-- start Working data --
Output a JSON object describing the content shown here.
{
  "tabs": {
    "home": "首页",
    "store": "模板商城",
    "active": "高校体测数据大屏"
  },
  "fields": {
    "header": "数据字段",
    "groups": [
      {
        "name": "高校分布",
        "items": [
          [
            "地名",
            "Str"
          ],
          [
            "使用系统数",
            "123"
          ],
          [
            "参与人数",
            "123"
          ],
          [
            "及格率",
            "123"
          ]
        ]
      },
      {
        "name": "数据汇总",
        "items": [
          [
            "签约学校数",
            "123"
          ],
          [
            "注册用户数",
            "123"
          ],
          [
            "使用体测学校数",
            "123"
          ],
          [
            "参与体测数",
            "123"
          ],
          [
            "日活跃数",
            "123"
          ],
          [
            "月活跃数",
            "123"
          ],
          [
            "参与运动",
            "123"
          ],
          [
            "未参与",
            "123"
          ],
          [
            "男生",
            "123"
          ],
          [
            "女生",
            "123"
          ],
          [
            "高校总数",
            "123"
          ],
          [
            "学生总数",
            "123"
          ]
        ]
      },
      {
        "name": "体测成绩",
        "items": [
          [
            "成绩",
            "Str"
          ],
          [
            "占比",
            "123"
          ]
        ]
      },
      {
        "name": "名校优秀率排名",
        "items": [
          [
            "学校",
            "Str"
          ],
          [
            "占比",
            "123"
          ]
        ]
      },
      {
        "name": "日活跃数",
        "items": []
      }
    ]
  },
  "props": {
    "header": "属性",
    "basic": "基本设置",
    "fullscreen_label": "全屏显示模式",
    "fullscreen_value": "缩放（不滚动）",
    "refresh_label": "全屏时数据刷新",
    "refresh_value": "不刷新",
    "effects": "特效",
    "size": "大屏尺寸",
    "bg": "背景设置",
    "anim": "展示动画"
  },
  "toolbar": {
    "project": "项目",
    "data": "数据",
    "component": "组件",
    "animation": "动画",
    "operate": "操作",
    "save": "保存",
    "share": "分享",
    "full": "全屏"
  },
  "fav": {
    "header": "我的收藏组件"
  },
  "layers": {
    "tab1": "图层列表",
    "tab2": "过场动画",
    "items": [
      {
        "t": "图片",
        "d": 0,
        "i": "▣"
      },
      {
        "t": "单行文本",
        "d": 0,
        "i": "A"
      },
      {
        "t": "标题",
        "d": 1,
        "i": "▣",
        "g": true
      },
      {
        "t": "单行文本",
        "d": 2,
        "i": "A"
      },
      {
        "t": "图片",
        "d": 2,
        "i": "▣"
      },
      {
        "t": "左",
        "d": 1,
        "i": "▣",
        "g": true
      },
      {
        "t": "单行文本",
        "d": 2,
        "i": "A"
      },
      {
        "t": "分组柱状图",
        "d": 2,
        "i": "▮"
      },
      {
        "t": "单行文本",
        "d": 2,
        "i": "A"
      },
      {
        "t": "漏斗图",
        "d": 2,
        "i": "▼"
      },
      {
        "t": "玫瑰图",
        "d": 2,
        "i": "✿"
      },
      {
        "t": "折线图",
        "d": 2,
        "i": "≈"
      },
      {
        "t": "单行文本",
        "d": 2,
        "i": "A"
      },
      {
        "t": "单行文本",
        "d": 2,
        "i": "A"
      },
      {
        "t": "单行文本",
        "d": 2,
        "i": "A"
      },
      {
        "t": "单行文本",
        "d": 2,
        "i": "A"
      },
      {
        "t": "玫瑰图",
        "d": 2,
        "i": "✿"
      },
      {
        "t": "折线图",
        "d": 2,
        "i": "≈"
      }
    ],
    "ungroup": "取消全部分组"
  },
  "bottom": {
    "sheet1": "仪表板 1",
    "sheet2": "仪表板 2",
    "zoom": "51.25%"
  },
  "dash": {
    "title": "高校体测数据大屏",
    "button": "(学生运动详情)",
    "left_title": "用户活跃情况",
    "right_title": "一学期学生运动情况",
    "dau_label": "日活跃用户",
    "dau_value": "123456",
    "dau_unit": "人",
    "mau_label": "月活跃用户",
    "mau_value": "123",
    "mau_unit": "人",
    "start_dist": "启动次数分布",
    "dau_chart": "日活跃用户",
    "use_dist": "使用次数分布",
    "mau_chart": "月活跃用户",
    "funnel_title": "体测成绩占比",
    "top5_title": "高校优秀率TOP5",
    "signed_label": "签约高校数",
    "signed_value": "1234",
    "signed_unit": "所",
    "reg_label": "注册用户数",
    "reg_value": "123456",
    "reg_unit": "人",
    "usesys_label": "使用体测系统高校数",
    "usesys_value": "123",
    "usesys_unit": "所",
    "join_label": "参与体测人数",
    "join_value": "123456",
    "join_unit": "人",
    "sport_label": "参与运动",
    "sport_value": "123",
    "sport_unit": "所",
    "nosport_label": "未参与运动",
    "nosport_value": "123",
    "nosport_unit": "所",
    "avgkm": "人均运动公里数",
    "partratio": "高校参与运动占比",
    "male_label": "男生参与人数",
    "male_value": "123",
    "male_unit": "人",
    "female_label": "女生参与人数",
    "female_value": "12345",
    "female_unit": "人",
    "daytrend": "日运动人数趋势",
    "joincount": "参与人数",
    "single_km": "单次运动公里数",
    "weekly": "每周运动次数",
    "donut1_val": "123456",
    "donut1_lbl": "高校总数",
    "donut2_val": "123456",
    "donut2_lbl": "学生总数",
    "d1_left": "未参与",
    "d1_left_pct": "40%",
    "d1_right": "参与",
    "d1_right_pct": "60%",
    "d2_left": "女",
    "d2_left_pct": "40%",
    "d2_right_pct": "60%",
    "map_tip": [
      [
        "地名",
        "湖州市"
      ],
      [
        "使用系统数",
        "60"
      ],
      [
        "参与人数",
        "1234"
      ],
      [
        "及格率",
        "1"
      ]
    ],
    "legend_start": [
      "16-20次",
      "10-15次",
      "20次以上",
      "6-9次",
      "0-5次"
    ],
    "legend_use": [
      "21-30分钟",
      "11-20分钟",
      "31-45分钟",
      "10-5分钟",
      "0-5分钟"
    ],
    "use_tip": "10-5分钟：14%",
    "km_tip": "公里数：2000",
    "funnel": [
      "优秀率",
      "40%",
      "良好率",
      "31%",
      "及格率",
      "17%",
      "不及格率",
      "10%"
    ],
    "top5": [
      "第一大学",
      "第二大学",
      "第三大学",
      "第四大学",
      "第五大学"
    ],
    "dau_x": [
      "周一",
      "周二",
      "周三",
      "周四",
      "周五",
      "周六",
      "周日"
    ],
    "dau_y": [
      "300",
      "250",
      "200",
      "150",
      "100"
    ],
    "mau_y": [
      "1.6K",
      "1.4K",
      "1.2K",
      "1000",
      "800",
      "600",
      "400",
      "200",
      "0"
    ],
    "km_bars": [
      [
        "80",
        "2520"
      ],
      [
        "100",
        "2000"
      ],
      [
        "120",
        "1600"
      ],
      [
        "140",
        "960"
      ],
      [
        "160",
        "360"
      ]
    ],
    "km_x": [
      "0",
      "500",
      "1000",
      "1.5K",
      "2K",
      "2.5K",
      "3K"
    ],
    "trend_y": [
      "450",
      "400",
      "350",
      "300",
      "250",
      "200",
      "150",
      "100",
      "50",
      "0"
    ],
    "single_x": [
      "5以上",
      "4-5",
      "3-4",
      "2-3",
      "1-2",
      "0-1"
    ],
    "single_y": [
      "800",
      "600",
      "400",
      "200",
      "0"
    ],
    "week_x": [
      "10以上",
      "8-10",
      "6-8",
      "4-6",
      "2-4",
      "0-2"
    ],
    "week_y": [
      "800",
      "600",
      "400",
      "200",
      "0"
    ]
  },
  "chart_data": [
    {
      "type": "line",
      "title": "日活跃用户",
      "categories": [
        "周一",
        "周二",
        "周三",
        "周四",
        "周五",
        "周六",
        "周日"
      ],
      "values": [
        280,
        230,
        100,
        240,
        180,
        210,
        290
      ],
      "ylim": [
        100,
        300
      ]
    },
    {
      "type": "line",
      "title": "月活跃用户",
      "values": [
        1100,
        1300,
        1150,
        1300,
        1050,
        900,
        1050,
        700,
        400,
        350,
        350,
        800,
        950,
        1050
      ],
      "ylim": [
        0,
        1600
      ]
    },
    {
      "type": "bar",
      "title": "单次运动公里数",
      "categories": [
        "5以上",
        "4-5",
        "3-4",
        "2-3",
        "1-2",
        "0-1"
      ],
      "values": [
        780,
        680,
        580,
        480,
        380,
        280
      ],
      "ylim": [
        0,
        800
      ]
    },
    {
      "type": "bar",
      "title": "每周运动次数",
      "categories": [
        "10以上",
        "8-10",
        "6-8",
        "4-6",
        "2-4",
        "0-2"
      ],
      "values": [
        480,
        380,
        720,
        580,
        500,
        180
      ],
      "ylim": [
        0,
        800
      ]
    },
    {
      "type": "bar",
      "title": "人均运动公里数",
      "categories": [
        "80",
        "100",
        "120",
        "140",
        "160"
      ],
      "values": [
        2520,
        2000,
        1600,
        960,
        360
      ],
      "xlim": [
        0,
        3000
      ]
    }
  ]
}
-- end Working data --
Copy each line above that contains the string "日活跃用户".

    "dau_label": "日活跃用户",
    "dau_chart": "日活跃用户",
      "title": "日活跃用户",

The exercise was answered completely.